Set exercise:
Copy the full set of lines exactly as given.
>> Begin The records
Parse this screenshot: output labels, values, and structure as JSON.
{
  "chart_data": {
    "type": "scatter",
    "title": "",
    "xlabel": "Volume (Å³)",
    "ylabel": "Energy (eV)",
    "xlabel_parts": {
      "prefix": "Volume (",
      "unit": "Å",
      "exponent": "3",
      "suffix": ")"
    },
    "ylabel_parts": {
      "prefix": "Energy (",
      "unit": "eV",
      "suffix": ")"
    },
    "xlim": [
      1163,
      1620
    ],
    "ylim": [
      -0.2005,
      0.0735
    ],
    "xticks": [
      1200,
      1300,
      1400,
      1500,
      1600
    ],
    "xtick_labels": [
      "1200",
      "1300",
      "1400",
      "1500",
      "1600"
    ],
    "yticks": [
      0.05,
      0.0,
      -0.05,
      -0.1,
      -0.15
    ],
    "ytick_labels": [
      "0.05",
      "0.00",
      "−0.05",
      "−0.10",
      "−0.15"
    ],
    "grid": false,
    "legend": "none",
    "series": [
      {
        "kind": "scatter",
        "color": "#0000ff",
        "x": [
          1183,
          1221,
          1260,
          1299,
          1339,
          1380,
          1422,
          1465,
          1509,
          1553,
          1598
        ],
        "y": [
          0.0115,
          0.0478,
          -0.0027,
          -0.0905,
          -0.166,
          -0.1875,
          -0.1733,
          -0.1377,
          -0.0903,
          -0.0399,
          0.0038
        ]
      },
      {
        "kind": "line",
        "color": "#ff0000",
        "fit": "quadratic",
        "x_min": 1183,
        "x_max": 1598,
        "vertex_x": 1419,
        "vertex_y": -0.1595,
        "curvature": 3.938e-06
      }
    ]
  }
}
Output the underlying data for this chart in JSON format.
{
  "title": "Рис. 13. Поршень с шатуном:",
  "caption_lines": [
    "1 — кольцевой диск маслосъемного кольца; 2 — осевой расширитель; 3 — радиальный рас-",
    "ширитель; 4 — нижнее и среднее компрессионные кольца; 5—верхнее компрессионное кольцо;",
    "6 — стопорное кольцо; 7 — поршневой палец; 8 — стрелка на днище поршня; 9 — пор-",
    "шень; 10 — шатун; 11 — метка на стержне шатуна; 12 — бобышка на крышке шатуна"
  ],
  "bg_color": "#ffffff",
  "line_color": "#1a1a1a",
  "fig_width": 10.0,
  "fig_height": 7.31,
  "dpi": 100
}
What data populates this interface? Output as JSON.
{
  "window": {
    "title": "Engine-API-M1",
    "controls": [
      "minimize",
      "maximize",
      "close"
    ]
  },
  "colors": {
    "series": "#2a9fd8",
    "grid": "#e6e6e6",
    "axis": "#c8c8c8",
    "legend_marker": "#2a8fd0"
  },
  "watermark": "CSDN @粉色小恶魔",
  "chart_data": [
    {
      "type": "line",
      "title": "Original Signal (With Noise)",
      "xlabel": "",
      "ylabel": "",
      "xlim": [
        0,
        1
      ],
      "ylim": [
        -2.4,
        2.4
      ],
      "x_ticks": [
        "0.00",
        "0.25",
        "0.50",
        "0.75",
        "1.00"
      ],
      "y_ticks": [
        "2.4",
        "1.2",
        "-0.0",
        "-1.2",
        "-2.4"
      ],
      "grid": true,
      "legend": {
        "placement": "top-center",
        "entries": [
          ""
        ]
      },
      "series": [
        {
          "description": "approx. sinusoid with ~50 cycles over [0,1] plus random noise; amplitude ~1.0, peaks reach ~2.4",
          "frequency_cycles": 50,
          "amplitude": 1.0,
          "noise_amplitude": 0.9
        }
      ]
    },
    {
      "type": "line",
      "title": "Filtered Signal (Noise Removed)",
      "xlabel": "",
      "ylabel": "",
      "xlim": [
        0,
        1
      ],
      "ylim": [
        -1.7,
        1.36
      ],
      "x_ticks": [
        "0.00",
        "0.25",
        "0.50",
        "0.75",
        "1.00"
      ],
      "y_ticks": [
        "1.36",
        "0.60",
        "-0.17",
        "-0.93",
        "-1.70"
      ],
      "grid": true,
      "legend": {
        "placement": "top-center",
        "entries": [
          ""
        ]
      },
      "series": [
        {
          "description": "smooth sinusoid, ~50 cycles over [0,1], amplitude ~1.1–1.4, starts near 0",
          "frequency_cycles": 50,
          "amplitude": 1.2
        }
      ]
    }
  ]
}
>> End The records
Response to the task:
Parse this screenshot: output labels, values, and structure as JSON.
{
  "chart_data": {
    "type": "scatter",
    "title": "",
    "xlabel": "Volume (Å³)",
    "ylabel": "Energy (eV)",
    "xlabel_parts": {
      "prefix": "Volume (",
      "unit": "Å",
      "exponent": "3",
      "suffix": ")"
    },
    "ylabel_parts": {
      "prefix": "Energy (",
      "unit": "eV",
      "suffix": ")"
    },
    "xlim": [
      1163,
      1620
    ],
    "ylim": [
      -0.2005,
      0.0735
    ],
    "xticks": [
      1200,
      1300,
      1400,
      1500,
      1600
    ],
    "xtick_labels": [
      "1200",
      "1300",
      "1400",
      "1500",
      "1600"
    ],
    "yticks": [
      0.05,
      0.0,
      -0.05,
      -0.1,
      -0.15
    ],
    "ytick_labels": [
      "0.05",
      "0.00",
      "−0.05",
      "−0.10",
      "−0.15"
    ],
    "grid": false,
    "legend": "none",
    "series": [
      {
        "kind": "scatter",
        "color": "#0000ff",
        "x": [
          1183,
          1221,
          1260,
          1299,
          1339,
          1380,
          1422,
          1465,
          1509,
          1553,
          1598
        ],
        "y": [
          0.0115,
          0.0478,
          -0.0027,
          -0.0905,
          -0.166,
          -0.1875,
          -0.1733,
          -0.1377,
          -0.0903,
          -0.0399,
          0.0038
        ]
      },
      {
        "kind": "line",
        "color": "#ff0000",
        "fit": "quadratic",
        "x_min": 1183,
        "x_max": 1598,
        "vertex_x": 1419,
        "vertex_y": -0.1595,
        "curvature": 3.938e-06
      }
    ]
  }
}
Output the underlying data for this chart in JSON format.
{
  "title": "Рис. 13. Поршень с шатуном:",
  "caption_lines": [
    "1 — кольцевой диск маслосъемного кольца; 2 — осевой расширитель; 3 — радиальный рас-",
    "ширитель; 4 — нижнее и среднее компрессионные кольца; 5—верхнее компрессионное кольцо;",
    "6 — стопорное кольцо; 7 — поршневой палец; 8 — стрелка на днище поршня; 9 — пор-",
    "шень; 10 — шатун; 11 — метка на стержне шатуна; 12 — бобышка на крышке шатуна"
  ],
  "bg_color": "#ffffff",
  "line_color": "#1a1a1a",
  "fig_width": 10.0,
  "fig_height": 7.31,
  "dpi": 100
}
What data populates this interface? Output as JSON.
{
  "window": {
    "title": "Engine-API-M1",
    "controls": [
      "minimize",
      "maximize",
      "close"
    ]
  },
  "colors": {
    "series": "#2a9fd8",
    "grid": "#e6e6e6",
    "axis": "#c8c8c8",
    "legend_marker": "#2a8fd0"
  },
  "watermark": "CSDN @粉色小恶魔",
  "chart_data": [
    {
      "type": "line",
      "title": "Original Signal (With Noise)",
      "xlabel": "",
      "ylabel": "",
      "xlim": [
        0,
        1
      ],
      "ylim": [
        -2.4,
        2.4
      ],
      "x_ticks": [
        "0.00",
        "0.25",
        "0.50",
        "0.75",
        "1.00"
      ],
      "y_ticks": [
        "2.4",
        "1.2",
        "-0.0",
        "-1.2",
        "-2.4"
      ],
      "grid": true,
      "legend": {
        "placement": "top-center",
        "entries": [
          ""
        ]
      },
      "series": [
        {
          "description": "approx. sinusoid with ~50 cycles over [0,1] plus random noise; amplitude ~1.0, peaks reach ~2.4",
          "frequency_cycles": 50,
          "amplitude": 1.0,
          "noise_amplitude": 0.9
        }
      ]
    },
    {
      "type": "line",
      "title": "Filtered Signal (Noise Removed)",
      "xlabel": "",
      "ylabel": "",
      "xlim": [
        0,
        1
      ],
      "ylim": [
        -1.7,
        1.36
      ],
      "x_ticks": [
        "0.00",
        "0.25",
        "0.50",
        "0.75",
        "1.00"
      ],
      "y_ticks": [
        "1.36",
        "0.60",
        "-0.17",
        "-0.93",
        "-1.70"
      ],
      "grid": true,
      "legend": {
        "placement": "top-center",
        "entries": [
          ""
        ]
      },
      "series": [
        {
          "description": "smooth sinusoid, ~50 cycles over [0,1], amplitude ~1.1–1.4, starts near 0",
          "frequency_cycles": 50,
          "amplitude": 1.2
        }
      ]
    }
  ]
}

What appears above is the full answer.